-- Dataset records start --
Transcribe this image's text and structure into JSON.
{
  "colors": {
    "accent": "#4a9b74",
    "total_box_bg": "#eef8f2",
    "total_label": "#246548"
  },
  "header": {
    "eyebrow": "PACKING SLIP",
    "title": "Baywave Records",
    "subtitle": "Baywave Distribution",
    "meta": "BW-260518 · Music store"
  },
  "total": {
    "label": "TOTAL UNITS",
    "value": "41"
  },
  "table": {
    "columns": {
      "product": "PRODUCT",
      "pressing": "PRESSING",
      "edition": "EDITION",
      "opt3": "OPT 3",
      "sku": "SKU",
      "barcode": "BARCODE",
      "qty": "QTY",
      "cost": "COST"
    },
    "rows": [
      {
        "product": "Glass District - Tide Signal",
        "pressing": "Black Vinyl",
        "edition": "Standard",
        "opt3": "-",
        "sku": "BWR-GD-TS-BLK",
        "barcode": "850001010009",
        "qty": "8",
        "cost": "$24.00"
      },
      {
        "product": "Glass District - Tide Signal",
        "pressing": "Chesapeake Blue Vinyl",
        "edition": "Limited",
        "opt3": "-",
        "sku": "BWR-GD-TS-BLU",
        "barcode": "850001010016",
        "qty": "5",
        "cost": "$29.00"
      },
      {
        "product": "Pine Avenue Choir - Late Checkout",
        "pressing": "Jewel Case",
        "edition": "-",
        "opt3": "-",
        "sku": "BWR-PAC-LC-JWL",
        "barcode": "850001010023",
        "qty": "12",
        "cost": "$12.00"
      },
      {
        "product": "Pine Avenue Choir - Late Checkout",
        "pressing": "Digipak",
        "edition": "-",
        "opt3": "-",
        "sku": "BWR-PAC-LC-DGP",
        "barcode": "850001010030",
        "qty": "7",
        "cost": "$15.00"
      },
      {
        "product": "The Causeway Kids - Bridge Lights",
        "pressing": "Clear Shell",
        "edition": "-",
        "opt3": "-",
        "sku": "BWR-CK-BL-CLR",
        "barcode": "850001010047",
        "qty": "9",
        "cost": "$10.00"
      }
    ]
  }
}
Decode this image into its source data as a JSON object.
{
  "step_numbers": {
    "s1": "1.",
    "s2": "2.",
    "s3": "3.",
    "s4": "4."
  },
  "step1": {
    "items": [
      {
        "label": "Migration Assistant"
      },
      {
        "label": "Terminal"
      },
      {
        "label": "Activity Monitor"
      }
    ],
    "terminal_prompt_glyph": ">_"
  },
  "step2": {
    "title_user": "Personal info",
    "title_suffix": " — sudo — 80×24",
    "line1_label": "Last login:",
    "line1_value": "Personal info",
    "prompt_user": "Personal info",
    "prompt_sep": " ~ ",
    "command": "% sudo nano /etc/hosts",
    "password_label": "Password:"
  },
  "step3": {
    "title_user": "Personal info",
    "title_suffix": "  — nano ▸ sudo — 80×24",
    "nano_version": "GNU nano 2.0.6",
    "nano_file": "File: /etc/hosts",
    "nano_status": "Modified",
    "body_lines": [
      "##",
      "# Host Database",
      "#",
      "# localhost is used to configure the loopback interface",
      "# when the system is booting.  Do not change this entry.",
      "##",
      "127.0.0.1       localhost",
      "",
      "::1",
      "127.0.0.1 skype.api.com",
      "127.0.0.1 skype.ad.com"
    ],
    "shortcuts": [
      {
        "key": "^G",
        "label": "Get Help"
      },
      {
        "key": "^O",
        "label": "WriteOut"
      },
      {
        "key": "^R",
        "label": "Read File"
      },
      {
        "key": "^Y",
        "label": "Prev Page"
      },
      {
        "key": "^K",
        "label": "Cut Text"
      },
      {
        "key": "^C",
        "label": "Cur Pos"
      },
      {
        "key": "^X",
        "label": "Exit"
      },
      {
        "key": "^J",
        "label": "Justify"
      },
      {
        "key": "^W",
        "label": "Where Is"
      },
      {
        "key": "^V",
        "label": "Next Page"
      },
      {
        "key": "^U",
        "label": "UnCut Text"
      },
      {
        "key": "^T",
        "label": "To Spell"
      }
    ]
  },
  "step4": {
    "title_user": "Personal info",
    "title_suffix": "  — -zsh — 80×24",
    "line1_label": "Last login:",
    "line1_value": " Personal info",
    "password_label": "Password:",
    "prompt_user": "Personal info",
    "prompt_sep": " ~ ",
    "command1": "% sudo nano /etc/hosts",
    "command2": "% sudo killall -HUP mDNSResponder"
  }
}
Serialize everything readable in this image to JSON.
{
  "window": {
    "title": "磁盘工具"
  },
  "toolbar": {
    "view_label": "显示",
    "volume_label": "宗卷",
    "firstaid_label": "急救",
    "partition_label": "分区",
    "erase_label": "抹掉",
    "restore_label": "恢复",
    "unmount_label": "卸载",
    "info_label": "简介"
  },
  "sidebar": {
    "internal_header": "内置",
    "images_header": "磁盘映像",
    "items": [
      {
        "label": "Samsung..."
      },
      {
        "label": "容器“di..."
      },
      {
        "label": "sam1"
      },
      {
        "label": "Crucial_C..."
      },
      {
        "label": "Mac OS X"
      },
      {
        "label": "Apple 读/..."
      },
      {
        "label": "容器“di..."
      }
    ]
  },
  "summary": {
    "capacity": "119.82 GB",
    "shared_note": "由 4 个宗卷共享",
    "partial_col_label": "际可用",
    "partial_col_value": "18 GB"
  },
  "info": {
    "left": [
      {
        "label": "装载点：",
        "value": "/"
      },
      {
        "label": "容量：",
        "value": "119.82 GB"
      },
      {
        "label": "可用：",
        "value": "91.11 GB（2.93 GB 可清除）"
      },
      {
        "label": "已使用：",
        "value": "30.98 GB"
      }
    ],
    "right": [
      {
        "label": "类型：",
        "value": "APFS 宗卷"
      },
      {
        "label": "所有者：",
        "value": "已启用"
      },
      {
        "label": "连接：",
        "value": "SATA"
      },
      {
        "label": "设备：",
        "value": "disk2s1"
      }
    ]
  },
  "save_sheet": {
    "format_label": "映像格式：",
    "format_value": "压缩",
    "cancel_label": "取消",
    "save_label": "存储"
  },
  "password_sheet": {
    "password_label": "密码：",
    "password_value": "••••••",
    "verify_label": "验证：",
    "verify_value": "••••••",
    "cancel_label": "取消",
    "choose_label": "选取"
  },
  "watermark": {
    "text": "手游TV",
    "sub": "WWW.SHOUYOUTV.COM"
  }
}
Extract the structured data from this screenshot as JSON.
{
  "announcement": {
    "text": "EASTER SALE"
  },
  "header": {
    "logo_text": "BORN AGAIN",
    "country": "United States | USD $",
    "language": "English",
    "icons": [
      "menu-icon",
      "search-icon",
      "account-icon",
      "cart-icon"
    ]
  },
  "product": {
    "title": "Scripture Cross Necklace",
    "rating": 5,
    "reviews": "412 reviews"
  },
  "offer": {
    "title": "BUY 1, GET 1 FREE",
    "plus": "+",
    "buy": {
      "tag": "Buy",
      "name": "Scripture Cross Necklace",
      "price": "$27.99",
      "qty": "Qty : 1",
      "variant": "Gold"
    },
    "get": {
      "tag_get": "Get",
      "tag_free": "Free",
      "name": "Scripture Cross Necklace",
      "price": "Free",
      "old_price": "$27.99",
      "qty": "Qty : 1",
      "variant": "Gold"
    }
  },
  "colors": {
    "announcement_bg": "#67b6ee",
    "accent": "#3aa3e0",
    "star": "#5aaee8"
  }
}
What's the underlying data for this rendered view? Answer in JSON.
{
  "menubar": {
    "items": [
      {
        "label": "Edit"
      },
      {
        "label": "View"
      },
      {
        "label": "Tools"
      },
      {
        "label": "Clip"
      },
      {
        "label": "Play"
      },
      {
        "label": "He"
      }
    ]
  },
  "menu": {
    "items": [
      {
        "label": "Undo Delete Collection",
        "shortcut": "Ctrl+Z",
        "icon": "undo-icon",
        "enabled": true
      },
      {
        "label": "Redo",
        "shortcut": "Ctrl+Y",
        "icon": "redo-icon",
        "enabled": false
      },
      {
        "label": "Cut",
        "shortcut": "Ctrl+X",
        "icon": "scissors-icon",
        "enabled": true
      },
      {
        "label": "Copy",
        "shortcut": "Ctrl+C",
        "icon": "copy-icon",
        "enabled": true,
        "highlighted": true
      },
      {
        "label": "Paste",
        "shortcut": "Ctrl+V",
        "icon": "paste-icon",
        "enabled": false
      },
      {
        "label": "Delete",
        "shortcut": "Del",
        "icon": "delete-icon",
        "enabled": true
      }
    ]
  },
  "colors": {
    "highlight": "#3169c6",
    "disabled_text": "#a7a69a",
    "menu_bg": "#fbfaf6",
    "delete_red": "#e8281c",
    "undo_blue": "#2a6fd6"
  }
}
-- Dataset records end --
→ Stated exercise
Gather, from the listing above, every line carrying the word "product".

→ Result of the task
      "product": "PRODUCT",
        "product": "Glass District - Tide Signal",
        "product": "Glass District - Tide Signal",
        "product": "Pine Avenue Choir - Late Checkout",
        "product": "Pine Avenue Choir - Late Checkout",
        "product": "The Causeway Kids - Bridge Lights",
  "product": {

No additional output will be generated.